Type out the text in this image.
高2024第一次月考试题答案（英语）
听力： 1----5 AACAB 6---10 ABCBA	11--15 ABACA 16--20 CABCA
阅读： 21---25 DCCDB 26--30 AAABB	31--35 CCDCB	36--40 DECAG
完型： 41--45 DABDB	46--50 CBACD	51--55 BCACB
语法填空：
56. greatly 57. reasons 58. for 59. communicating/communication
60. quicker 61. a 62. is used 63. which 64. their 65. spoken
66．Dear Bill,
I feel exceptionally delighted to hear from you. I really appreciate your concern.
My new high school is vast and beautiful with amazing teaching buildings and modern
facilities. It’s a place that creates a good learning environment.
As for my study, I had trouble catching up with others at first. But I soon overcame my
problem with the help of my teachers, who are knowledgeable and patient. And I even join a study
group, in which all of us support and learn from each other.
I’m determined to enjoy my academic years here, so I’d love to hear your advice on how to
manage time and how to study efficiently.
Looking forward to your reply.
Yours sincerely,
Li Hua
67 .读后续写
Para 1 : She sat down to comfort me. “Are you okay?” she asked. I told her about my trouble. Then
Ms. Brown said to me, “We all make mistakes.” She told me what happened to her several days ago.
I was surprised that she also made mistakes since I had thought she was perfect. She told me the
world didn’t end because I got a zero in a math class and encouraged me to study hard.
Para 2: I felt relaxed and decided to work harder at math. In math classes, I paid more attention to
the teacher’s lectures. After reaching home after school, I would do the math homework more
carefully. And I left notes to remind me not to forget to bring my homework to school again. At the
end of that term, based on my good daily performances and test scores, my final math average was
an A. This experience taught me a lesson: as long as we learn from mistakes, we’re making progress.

════

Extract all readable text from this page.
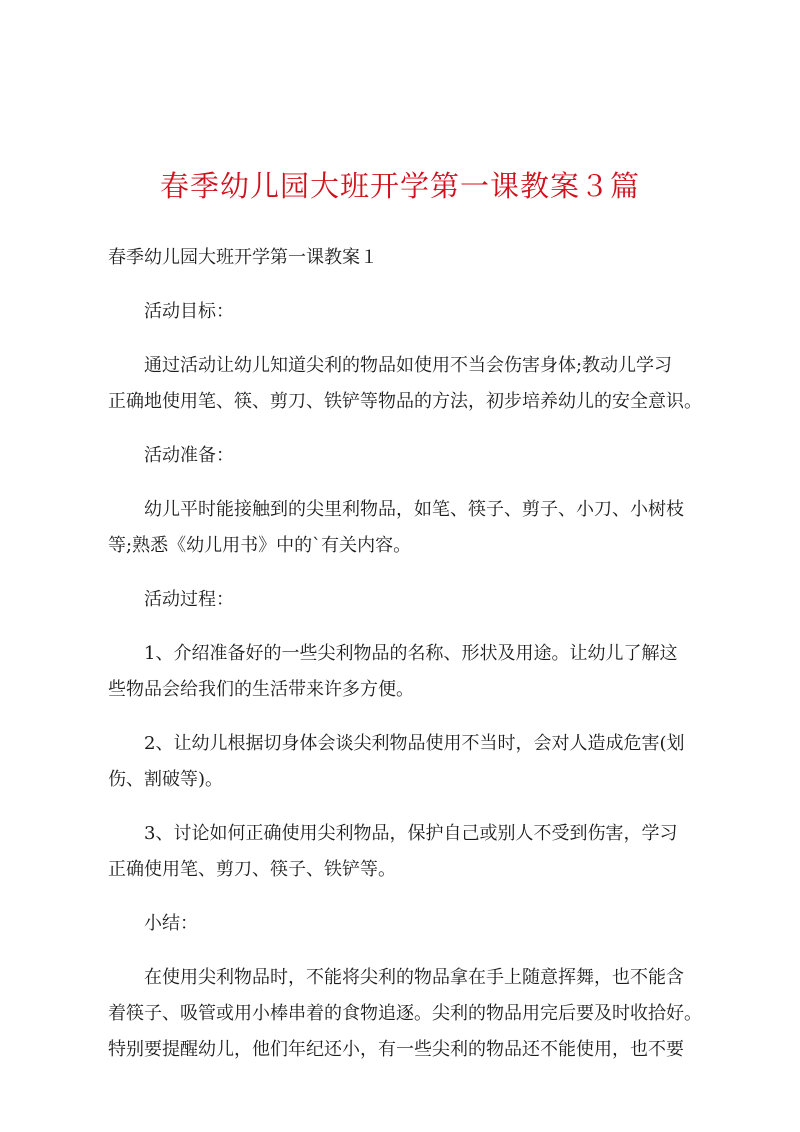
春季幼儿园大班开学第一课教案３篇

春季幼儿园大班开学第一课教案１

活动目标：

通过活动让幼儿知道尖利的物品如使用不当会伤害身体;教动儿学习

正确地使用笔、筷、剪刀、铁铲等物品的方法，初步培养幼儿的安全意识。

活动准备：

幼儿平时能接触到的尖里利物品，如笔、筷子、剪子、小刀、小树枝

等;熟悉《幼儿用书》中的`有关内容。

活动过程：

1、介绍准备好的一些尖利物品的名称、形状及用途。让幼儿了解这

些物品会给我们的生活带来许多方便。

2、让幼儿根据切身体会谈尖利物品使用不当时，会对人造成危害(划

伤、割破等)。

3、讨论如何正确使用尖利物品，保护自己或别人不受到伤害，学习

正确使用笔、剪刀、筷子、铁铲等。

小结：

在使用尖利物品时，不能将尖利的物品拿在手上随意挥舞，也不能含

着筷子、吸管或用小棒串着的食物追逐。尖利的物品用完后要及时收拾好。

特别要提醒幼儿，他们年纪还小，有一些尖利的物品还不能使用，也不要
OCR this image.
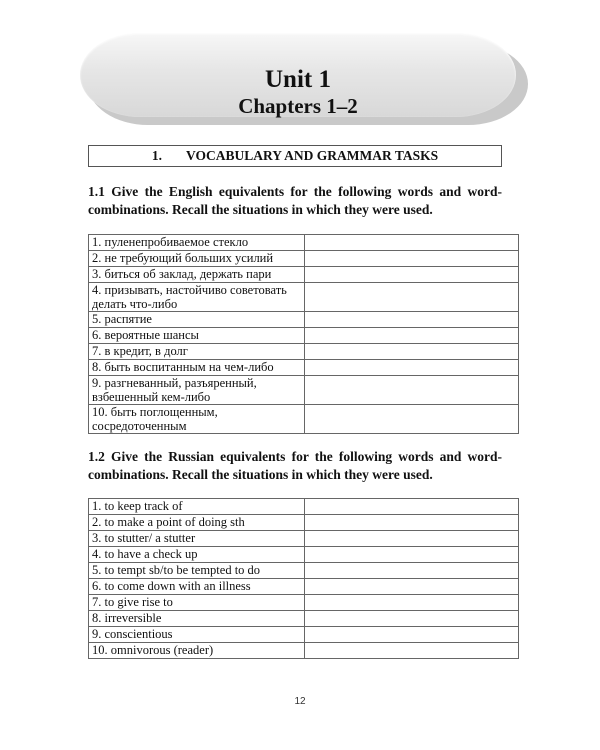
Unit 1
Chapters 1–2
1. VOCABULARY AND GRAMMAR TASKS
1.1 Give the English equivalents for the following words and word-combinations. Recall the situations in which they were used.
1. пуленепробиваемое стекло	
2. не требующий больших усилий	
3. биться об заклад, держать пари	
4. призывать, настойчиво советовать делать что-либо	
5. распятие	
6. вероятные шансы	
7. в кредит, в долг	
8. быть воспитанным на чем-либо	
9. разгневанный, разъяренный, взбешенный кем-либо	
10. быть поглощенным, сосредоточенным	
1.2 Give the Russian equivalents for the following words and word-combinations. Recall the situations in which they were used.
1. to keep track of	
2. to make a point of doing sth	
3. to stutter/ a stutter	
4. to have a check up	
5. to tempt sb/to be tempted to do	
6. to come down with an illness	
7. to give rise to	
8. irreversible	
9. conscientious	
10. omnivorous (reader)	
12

════

• SHORT EXERCISE:
Answer with one number only: how many lines above contain the word "Para".

• COMPLETE OUTPUT:
2